__WHAT YOU WILL DO__: Copy out each line in the material below that has the word "które".

__DATA PROVIDED__:
:::

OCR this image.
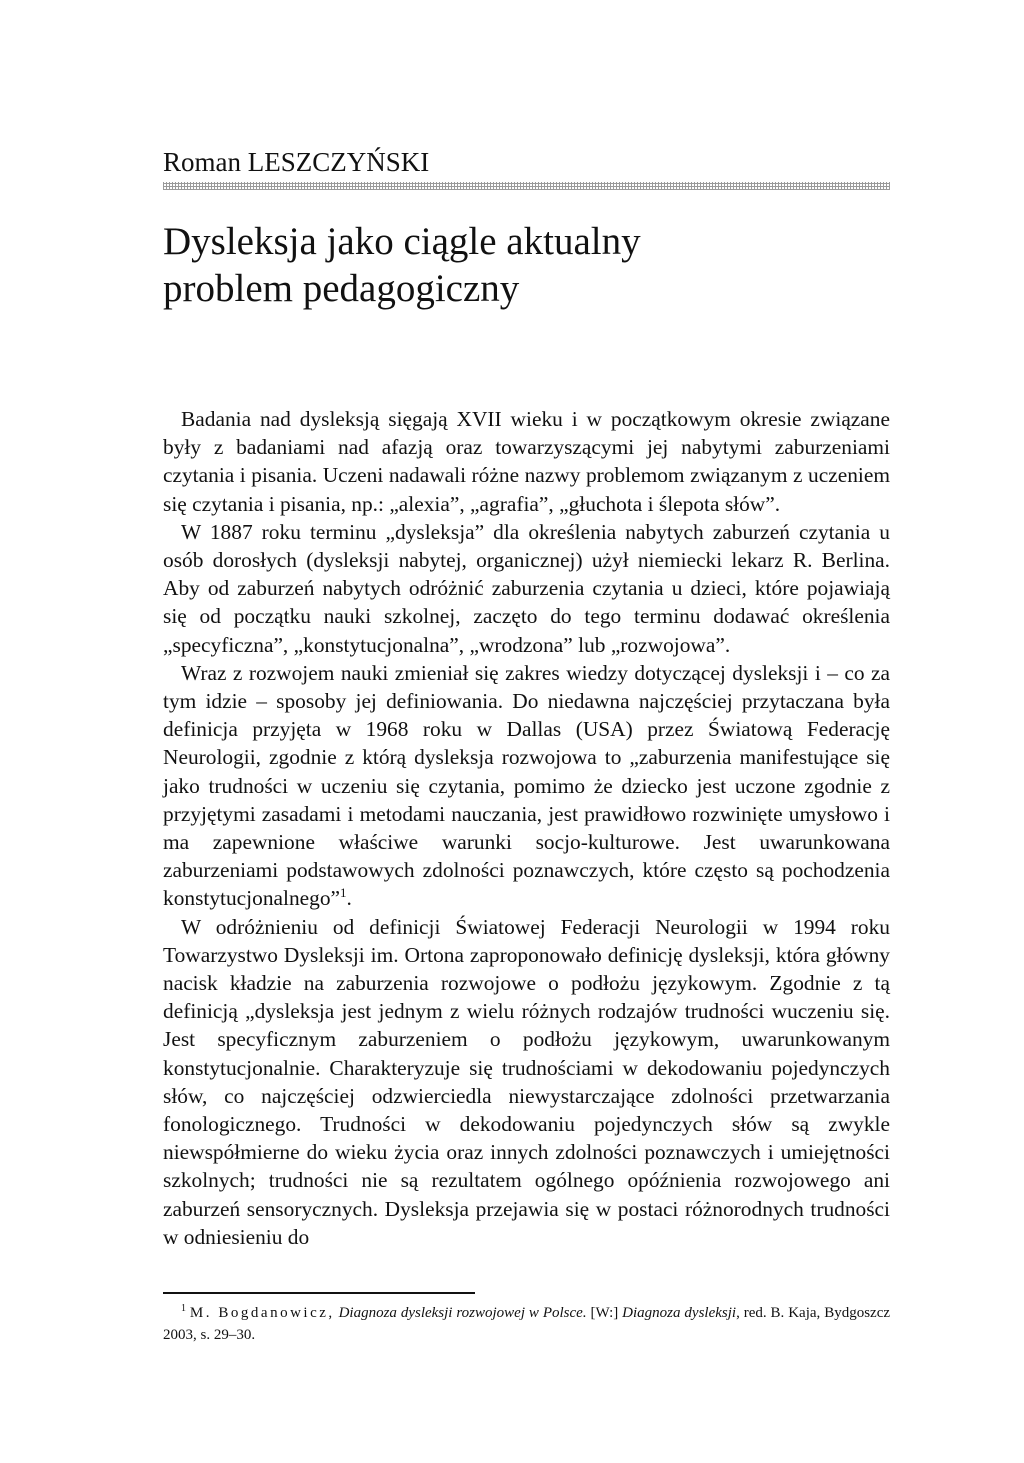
Roman LESZCZYŃSKI
Dysleksja jako ciągle aktualny
problem pedagogiczny

Badania nad dysleksją sięgają XVII wieku i w początkowym okresie związane były z badaniami nad afazją oraz towarzyszącymi jej nabytymi zaburzeniami czytania i pisania. Uczeni nadawali różne nazwy problemom związanym z uczeniem się czytania i pisania, np.: „alexia”, „agrafia”, „głuchota i ślepota słów”.

W 1887 roku terminu „dysleksja” dla określenia nabytych zaburzeń czytania u osób dorosłych (dysleksji nabytej, organicznej) użył niemiecki lekarz R. Berlina. Aby od zaburzeń nabytych odróżnić zaburzenia czytania u dzieci, które pojawiają się od początku nauki szkolnej, zaczęto do tego terminu dodawać określenia „specyficzna”, „konstytucjonalna”, „wrodzona” lub „rozwojowa”.

Wraz z rozwojem nauki zmieniał się zakres wiedzy dotyczącej dysleksji i – co za tym idzie – sposoby jej definiowania. Do niedawna najczęściej przytaczana była definicja przyjęta w 1968 roku w Dallas (USA) przez Światową Federację Neurologii, zgodnie z którą dysleksja rozwojowa to „zaburzenia manifestujące się jako trudności w uczeniu się czytania, pomimo że dziecko jest uczone zgodnie z przyjętymi zasadami i metodami nauczania, jest prawidłowo rozwinięte umysłowo i ma zapewnione właściwe warunki socjo-kulturowe. Jest uwarunkowana zaburzeniami podstawowych zdolności poznawczych, które często są pochodzenia konstytucjonalnego”$^1$.

W odróżnieniu od definicji Światowej Federacji Neurologii w 1994 roku Towarzystwo Dysleksji im. Ortona zaproponowało definicję dysleksji, która główny nacisk kładzie na zaburzenia rozwojowe o podłożu językowym. Zgodnie z tą definicją „dysleksja jest jednym z wielu różnych rodzajów trudności wuczeniu się. Jest specyficznym zaburzeniem o podłożu językowym, uwarunkowanym konstytucjonalnie. Charakteryzuje się trudnościami w dekodowaniu pojedynczych słów, co najczęściej odzwierciedla niewystarczające zdolności przetwarzania fonologicznego. Trudności w dekodowaniu pojedynczych słów są zwykle niewspółmierne do wieku życia oraz innych zdolności poznawczych i umiejętności szkolnych; trudności nie są rezultatem ogólnego opóźnienia rozwojowego ani zaburzeń sensorycznych. Dysleksja przejawia się w postaci różnorodnych trudności w odniesieniu do

$^1$ M. Bogdanowicz, Diagnoza dysleksji rozwojowej w Polsce. [W:] Diagnoza dysleksji, red. B. Kaja, Bydgoszcz 2003, s. 29–30.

:::

__SOLUTION__:
W 1887 roku terminu „dysleksja” dla określenia nabytych zaburzeń czytania u osób dorosłych (dysleksji nabytej, organicznej) użył niemiecki lekarz R. Berlina. Aby od zaburzeń nabytych odróżnić zaburzenia czytania u dzieci, które pojawiają się od początku nauki szkolnej, zaczęto do tego terminu dodawać określenia „specyficzna”, „konstytucjonalna”, „wrodzona” lub „rozwojowa”.
Wraz z rozwojem nauki zmieniał się zakres wiedzy dotyczącej dysleksji i – co za tym idzie – sposoby jej definiowania. Do niedawna najczęściej przytaczana była definicja przyjęta w 1968 roku w Dallas (USA) przez Światową Federację Neurologii, zgodnie z którą dysleksja rozwojowa to „zaburzenia manifestujące się jako trudności w uczeniu się czytania, pomimo że dziecko jest uczone zgodnie z przyjętymi zasadami i metodami nauczania, jest prawidłowo rozwinięte umysłowo i ma zapewnione właściwe warunki socjo-kulturowe. Jest uwarunkowana zaburzeniami podstawowych zdolności poznawczych, które często są pochodzenia konstytucjonalnego”$^1$.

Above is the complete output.